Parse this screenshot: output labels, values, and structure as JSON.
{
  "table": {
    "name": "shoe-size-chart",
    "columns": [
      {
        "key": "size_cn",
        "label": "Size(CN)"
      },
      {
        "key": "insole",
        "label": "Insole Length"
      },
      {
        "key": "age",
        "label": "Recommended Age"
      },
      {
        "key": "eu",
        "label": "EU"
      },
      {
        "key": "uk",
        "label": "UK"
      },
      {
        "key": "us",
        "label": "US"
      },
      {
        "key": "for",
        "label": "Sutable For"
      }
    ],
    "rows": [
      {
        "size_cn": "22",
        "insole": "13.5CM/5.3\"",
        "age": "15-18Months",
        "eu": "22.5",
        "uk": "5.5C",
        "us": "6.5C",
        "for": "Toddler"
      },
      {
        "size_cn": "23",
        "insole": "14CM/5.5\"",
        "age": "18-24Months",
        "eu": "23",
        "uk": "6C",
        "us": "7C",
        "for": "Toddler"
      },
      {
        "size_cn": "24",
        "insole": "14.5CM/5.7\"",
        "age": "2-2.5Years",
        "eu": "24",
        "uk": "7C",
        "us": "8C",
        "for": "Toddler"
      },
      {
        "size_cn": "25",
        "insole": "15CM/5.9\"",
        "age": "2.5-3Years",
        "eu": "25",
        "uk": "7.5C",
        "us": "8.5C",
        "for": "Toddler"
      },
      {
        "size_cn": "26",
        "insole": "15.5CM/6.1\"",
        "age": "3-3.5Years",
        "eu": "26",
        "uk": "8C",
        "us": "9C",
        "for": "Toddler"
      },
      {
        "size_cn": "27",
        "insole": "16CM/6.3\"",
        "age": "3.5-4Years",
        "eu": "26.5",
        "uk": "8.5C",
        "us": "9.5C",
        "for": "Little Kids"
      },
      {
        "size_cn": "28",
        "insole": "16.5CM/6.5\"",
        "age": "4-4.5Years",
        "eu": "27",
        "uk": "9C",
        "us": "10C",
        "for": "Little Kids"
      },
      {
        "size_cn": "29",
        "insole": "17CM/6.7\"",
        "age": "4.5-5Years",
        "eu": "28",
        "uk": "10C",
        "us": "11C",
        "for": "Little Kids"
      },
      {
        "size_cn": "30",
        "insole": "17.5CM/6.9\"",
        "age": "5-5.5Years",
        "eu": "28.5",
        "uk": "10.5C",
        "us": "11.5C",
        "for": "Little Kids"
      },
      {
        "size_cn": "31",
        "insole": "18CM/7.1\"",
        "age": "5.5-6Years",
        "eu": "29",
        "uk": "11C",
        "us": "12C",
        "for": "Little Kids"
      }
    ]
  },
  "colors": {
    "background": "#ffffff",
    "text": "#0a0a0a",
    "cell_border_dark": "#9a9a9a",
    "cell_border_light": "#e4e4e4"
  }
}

------------------------------------------------

● **TASK OBJECTIVE**:
Please quote the records above exactly, without skipping a line.

● **COMPLETE ANSWER**:
Parse this screenshot: output labels, values, and structure as JSON.
{
  "table": {
    "name": "shoe-size-chart",
    "columns": [
      {
        "key": "size_cn",
        "label": "Size(CN)"
      },
      {
        "key": "insole",
        "label": "Insole Length"
      },
      {
        "key": "age",
        "label": "Recommended Age"
      },
      {
        "key": "eu",
        "label": "EU"
      },
      {
        "key": "uk",
        "label": "UK"
      },
      {
        "key": "us",
        "label": "US"
      },
      {
        "key": "for",
        "label": "Sutable For"
      }
    ],
    "rows": [
      {
        "size_cn": "22",
        "insole": "13.5CM/5.3\"",
        "age": "15-18Months",
        "eu": "22.5",
        "uk": "5.5C",
        "us": "6.5C",
        "for": "Toddler"
      },
      {
        "size_cn": "23",
        "insole": "14CM/5.5\"",
        "age": "18-24Months",
        "eu": "23",
        "uk": "6C",
        "us": "7C",
        "for": "Toddler"
      },
      {
        "size_cn": "24",
        "insole": "14.5CM/5.7\"",
        "age": "2-2.5Years",
        "eu": "24",
        "uk": "7C",
        "us": "8C",
        "for": "Toddler"
      },
      {
        "size_cn": "25",
        "insole": "15CM/5.9\"",
        "age": "2.5-3Years",
        "eu": "25",
        "uk": "7.5C",
        "us": "8.5C",
        "for": "Toddler"
      },
      {
        "size_cn": "26",
        "insole": "15.5CM/6.1\"",
        "age": "3-3.5Years",
        "eu": "26",
        "uk": "8C",
        "us": "9C",
        "for": "Toddler"
      },
      {
        "size_cn": "27",
        "insole": "16CM/6.3\"",
        "age": "3.5-4Years",
        "eu": "26.5",
        "uk": "8.5C",
        "us": "9.5C",
        "for": "Little Kids"
      },
      {
        "size_cn": "28",
        "insole": "16.5CM/6.5\"",
        "age": "4-4.5Years",
        "eu": "27",
        "uk": "9C",
        "us": "10C",
        "for": "Little Kids"
      },
      {
        "size_cn": "29",
        "insole": "17CM/6.7\"",
        "age": "4.5-5Years",
        "eu": "28",
        "uk": "10C",
        "us": "11C",
        "for": "Little Kids"
      },
      {
        "size_cn": "30",
        "insole": "17.5CM/6.9\"",
        "age": "5-5.5Years",
        "eu": "28.5",
        "uk": "10.5C",
        "us": "11.5C",
        "for": "Little Kids"
      },
      {
        "size_cn": "31",
        "insole": "18CM/7.1\"",
        "age": "5.5-6Years",
        "eu": "29",
        "uk": "11C",
        "us": "12C",
        "for": "Little Kids"
      }
    ]
  },
  "colors": {
    "background": "#ffffff",
    "text": "#0a0a0a",
    "cell_border_dark": "#9a9a9a",
    "cell_border_light": "#e4e4e4"
  }
}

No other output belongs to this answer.